-- start of GIVEN INFORMATION --

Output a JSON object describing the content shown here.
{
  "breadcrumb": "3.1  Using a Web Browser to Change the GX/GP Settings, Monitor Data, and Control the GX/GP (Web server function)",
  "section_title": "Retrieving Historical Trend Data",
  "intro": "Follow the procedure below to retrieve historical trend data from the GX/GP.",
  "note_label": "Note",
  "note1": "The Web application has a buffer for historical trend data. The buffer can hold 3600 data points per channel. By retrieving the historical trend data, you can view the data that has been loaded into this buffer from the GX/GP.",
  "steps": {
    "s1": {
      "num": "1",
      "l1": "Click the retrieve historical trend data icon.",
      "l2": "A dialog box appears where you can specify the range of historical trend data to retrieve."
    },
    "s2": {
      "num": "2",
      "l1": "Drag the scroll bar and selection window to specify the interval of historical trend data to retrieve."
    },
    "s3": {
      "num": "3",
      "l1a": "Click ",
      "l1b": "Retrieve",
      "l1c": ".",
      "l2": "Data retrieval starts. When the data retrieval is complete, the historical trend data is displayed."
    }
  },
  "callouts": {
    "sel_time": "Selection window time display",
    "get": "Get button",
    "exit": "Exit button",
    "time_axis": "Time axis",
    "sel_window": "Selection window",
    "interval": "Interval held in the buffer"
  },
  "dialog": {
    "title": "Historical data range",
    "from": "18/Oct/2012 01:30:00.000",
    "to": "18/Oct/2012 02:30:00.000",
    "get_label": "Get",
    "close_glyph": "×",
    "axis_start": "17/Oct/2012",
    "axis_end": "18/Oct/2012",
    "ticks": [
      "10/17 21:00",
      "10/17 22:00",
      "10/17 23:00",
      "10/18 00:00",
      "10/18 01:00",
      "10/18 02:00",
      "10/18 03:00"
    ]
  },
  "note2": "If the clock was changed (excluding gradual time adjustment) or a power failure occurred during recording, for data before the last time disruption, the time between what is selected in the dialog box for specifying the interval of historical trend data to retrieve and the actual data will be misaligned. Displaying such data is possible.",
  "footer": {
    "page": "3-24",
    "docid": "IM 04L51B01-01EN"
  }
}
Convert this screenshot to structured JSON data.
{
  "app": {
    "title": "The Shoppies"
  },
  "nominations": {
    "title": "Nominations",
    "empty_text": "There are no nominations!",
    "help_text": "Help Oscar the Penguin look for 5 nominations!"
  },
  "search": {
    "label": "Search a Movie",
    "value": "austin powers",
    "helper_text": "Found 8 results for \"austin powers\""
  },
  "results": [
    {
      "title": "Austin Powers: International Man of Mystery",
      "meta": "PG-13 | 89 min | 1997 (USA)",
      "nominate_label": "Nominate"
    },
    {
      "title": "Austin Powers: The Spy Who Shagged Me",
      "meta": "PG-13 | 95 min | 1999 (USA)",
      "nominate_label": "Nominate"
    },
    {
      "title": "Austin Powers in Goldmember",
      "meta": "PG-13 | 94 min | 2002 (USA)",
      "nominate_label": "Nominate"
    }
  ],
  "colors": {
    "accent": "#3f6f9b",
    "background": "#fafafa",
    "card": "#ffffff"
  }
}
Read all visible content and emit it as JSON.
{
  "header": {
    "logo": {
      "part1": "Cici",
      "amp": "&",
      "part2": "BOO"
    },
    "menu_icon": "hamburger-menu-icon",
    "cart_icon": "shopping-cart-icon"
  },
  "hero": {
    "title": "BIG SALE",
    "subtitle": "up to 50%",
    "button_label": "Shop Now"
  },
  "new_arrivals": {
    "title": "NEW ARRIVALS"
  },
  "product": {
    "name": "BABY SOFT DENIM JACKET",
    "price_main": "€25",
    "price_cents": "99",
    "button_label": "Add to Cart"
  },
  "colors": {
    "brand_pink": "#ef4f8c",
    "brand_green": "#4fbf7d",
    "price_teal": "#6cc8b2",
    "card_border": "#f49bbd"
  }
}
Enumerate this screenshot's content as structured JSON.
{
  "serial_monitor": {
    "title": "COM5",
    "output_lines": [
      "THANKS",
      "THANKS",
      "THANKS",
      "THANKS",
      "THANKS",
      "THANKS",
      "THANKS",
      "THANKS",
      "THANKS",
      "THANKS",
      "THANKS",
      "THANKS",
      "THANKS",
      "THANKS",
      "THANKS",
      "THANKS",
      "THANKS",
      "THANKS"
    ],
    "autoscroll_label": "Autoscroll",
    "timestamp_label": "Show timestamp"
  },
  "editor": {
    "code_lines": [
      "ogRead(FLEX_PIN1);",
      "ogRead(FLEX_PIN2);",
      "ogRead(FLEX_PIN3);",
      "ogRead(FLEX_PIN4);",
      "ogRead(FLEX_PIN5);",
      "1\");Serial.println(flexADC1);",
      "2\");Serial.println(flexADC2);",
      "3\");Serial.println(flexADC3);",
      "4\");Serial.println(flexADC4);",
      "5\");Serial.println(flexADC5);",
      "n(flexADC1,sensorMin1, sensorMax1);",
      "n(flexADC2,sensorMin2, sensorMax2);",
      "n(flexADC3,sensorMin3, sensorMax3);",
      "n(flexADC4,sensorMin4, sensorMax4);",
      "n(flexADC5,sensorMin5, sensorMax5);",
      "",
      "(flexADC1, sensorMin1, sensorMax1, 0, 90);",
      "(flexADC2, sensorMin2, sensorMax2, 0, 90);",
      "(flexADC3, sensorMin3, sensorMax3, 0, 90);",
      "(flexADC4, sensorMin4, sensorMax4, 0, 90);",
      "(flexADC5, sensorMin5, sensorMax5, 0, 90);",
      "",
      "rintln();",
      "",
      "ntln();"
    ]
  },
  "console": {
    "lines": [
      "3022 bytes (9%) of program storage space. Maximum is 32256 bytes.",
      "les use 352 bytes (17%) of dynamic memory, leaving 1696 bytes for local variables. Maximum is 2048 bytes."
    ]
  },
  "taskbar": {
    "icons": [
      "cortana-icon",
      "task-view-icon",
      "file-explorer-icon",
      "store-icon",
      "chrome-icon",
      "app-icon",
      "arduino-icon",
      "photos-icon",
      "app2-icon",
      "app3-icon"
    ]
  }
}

-- end of GIVEN INFORMATION --

**EXERCISE DESCRIPTION**: Output the entries exactly.

**RESPONSE FOR THIS EXERCISE**:
Output a JSON object describing the content shown here.
{
  "breadcrumb": "3.1  Using a Web Browser to Change the GX/GP Settings, Monitor Data, and Control the GX/GP (Web server function)",
  "section_title": "Retrieving Historical Trend Data",
  "intro": "Follow the procedure below to retrieve historical trend data from the GX/GP.",
  "note_label": "Note",
  "note1": "The Web application has a buffer for historical trend data. The buffer can hold 3600 data points per channel. By retrieving the historical trend data, you can view the data that has been loaded into this buffer from the GX/GP.",
  "steps": {
    "s1": {
      "num": "1",
      "l1": "Click the retrieve historical trend data icon.",
      "l2": "A dialog box appears where you can specify the range of historical trend data to retrieve."
    },
    "s2": {
      "num": "2",
      "l1": "Drag the scroll bar and selection window to specify the interval of historical trend data to retrieve."
    },
    "s3": {
      "num": "3",
      "l1a": "Click ",
      "l1b": "Retrieve",
      "l1c": ".",
      "l2": "Data retrieval starts. When the data retrieval is complete, the historical trend data is displayed."
    }
  },
  "callouts": {
    "sel_time": "Selection window time display",
    "get": "Get button",
    "exit": "Exit button",
    "time_axis": "Time axis",
    "sel_window": "Selection window",
    "interval": "Interval held in the buffer"
  },
  "dialog": {
    "title": "Historical data range",
    "from": "18/Oct/2012 01:30:00.000",
    "to": "18/Oct/2012 02:30:00.000",
    "get_label": "Get",
    "close_glyph": "×",
    "axis_start": "17/Oct/2012",
    "axis_end": "18/Oct/2012",
    "ticks": [
      "10/17 21:00",
      "10/17 22:00",
      "10/17 23:00",
      "10/18 00:00",
      "10/18 01:00",
      "10/18 02:00",
      "10/18 03:00"
    ]
  },
  "note2": "If the clock was changed (excluding gradual time adjustment) or a power failure occurred during recording, for data before the last time disruption, the time between what is selected in the dialog box for specifying the interval of historical trend data to retrieve and the actual data will be misaligned. Displaying such data is possible.",
  "footer": {
    "page": "3-24",
    "docid": "IM 04L51B01-01EN"
  }
}
Convert this screenshot to structured JSON data.
{
  "app": {
    "title": "The Shoppies"
  },
  "nominations": {
    "title": "Nominations",
    "empty_text": "There are no nominations!",
    "help_text": "Help Oscar the Penguin look for 5 nominations!"
  },
  "search": {
    "label": "Search a Movie",
    "value": "austin powers",
    "helper_text": "Found 8 results for \"austin powers\""
  },
  "results": [
    {
      "title": "Austin Powers: International Man of Mystery",
      "meta": "PG-13 | 89 min | 1997 (USA)",
      "nominate_label": "Nominate"
    },
    {
      "title": "Austin Powers: The Spy Who Shagged Me",
      "meta": "PG-13 | 95 min | 1999 (USA)",
      "nominate_label": "Nominate"
    },
    {
      "title": "Austin Powers in Goldmember",
      "meta": "PG-13 | 94 min | 2002 (USA)",
      "nominate_label": "Nominate"
    }
  ],
  "colors": {
    "accent": "#3f6f9b",
    "background": "#fafafa",
    "card": "#ffffff"
  }
}
Read all visible content and emit it as JSON.
{
  "header": {
    "logo": {
      "part1": "Cici",
      "amp": "&",
      "part2": "BOO"
    },
    "menu_icon": "hamburger-menu-icon",
    "cart_icon": "shopping-cart-icon"
  },
  "hero": {
    "title": "BIG SALE",
    "subtitle": "up to 50%",
    "button_label": "Shop Now"
  },
  "new_arrivals": {
    "title": "NEW ARRIVALS"
  },
  "product": {
    "name": "BABY SOFT DENIM JACKET",
    "price_main": "€25",
    "price_cents": "99",
    "button_label": "Add to Cart"
  },
  "colors": {
    "brand_pink": "#ef4f8c",
    "brand_green": "#4fbf7d",
    "price_teal": "#6cc8b2",
    "card_border": "#f49bbd"
  }
}
Enumerate this screenshot's content as structured JSON.
{
  "serial_monitor": {
    "title": "COM5",
    "output_lines": [
      "THANKS",
      "THANKS",
      "THANKS",
      "THANKS",
      "THANKS",
      "THANKS",
      "THANKS",
      "THANKS",
      "THANKS",
      "THANKS",
      "THANKS",
      "THANKS",
      "THANKS",
      "THANKS",
      "THANKS",
      "THANKS",
      "THANKS",
      "THANKS"
    ],
    "autoscroll_label": "Autoscroll",
    "timestamp_label": "Show timestamp"
  },
  "editor": {
    "code_lines": [
      "ogRead(FLEX_PIN1);",
      "ogRead(FLEX_PIN2);",
      "ogRead(FLEX_PIN3);",
      "ogRead(FLEX_PIN4);",
      "ogRead(FLEX_PIN5);",
      "1\");Serial.println(flexADC1);",
      "2\");Serial.println(flexADC2);",
      "3\");Serial.println(flexADC3);",
      "4\");Serial.println(flexADC4);",
      "5\");Serial.println(flexADC5);",
      "n(flexADC1,sensorMin1, sensorMax1);",
      "n(flexADC2,sensorMin2, sensorMax2);",
      "n(flexADC3,sensorMin3, sensorMax3);",
      "n(flexADC4,sensorMin4, sensorMax4);",
      "n(flexADC5,sensorMin5, sensorMax5);",
      "",
      "(flexADC1, sensorMin1, sensorMax1, 0, 90);",
      "(flexADC2, sensorMin2, sensorMax2, 0, 90);",
      "(flexADC3, sensorMin3, sensorMax3, 0, 90);",
      "(flexADC4, sensorMin4, sensorMax4, 0, 90);",
      "(flexADC5, sensorMin5, sensorMax5, 0, 90);",
      "",
      "rintln();",
      "",
      "ntln();"
    ]
  },
  "console": {
    "lines": [
      "3022 bytes (9%) of program storage space. Maximum is 32256 bytes.",
      "les use 352 bytes (17%) of dynamic memory, leaving 1696 bytes for local variables. Maximum is 2048 bytes."
    ]
  },
  "taskbar": {
    "icons": [
      "cortana-icon",
      "task-view-icon",
      "file-explorer-icon",
      "store-icon",
      "chrome-icon",
      "app-icon",
      "arduino-icon",
      "photos-icon",
      "app2-icon",
      "app3-icon"
    ]
  }
}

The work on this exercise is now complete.